START Material for the task

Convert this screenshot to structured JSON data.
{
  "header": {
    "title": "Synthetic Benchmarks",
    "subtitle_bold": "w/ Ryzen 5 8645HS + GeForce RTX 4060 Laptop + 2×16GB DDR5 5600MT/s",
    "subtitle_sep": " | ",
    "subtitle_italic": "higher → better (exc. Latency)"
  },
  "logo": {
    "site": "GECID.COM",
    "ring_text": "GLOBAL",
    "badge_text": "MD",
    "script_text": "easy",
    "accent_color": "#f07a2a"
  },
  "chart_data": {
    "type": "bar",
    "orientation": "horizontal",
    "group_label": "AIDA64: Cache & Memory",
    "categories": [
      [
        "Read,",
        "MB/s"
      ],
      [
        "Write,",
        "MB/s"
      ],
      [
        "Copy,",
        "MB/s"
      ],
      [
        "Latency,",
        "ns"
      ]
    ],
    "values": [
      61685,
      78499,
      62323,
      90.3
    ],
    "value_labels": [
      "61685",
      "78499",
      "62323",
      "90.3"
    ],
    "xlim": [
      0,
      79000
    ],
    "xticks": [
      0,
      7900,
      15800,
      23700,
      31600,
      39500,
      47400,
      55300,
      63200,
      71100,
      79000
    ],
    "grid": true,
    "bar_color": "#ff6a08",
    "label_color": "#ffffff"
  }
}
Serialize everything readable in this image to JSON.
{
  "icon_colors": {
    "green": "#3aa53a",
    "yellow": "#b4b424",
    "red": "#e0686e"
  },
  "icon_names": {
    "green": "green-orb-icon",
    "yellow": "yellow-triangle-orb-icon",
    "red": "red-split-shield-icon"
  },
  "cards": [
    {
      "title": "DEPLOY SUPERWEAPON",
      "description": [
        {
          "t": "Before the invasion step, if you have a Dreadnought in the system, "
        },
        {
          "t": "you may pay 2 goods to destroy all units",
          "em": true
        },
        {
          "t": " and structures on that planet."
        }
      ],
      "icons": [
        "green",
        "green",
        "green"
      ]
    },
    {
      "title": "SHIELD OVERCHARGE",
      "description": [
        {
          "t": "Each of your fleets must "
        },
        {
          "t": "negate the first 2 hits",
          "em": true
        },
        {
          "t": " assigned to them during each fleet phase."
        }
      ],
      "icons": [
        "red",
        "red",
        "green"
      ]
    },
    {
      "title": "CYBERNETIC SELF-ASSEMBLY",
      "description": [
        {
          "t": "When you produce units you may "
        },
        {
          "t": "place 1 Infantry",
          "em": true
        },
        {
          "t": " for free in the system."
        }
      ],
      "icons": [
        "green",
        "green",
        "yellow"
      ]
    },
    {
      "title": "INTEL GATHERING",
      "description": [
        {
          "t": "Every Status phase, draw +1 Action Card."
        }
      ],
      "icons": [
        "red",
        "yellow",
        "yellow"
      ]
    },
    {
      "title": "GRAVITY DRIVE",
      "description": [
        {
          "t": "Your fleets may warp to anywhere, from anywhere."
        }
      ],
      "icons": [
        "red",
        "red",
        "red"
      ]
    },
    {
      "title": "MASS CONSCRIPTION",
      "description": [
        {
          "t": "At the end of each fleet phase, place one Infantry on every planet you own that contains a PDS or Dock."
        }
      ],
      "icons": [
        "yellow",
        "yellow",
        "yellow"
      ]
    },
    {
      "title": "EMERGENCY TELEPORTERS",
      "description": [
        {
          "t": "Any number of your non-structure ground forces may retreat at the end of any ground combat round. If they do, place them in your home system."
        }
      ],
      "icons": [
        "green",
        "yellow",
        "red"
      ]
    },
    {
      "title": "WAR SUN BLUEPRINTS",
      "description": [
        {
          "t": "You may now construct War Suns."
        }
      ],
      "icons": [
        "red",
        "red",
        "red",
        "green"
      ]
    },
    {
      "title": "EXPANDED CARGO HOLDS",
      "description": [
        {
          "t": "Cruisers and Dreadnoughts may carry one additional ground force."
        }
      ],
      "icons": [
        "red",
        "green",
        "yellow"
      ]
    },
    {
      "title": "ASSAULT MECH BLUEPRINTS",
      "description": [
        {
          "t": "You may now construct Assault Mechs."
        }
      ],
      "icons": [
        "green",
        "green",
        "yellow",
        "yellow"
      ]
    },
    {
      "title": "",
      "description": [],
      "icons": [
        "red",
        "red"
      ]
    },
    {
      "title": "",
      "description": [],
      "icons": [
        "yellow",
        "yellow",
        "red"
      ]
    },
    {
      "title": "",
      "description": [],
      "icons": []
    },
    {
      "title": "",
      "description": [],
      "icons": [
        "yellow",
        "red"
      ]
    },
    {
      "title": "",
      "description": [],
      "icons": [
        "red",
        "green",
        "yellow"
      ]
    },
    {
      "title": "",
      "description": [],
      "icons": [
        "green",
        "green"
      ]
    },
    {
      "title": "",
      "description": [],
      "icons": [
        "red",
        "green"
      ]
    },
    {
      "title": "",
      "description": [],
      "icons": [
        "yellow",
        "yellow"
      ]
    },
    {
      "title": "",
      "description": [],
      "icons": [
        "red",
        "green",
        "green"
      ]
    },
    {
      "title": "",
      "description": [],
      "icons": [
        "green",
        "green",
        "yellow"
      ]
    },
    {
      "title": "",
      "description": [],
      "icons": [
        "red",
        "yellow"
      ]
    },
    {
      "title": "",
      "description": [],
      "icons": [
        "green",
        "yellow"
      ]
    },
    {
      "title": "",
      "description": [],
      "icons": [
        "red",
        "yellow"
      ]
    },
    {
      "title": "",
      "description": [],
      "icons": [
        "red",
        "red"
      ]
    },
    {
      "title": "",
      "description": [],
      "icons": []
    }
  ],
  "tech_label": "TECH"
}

END Material for the task

What this task involves
Using the records above, pull out each line where the word "Latency" occurs.

Reply to the task
    "subtitle_italic": "higher → better (exc. Latency)"
        "Latency,",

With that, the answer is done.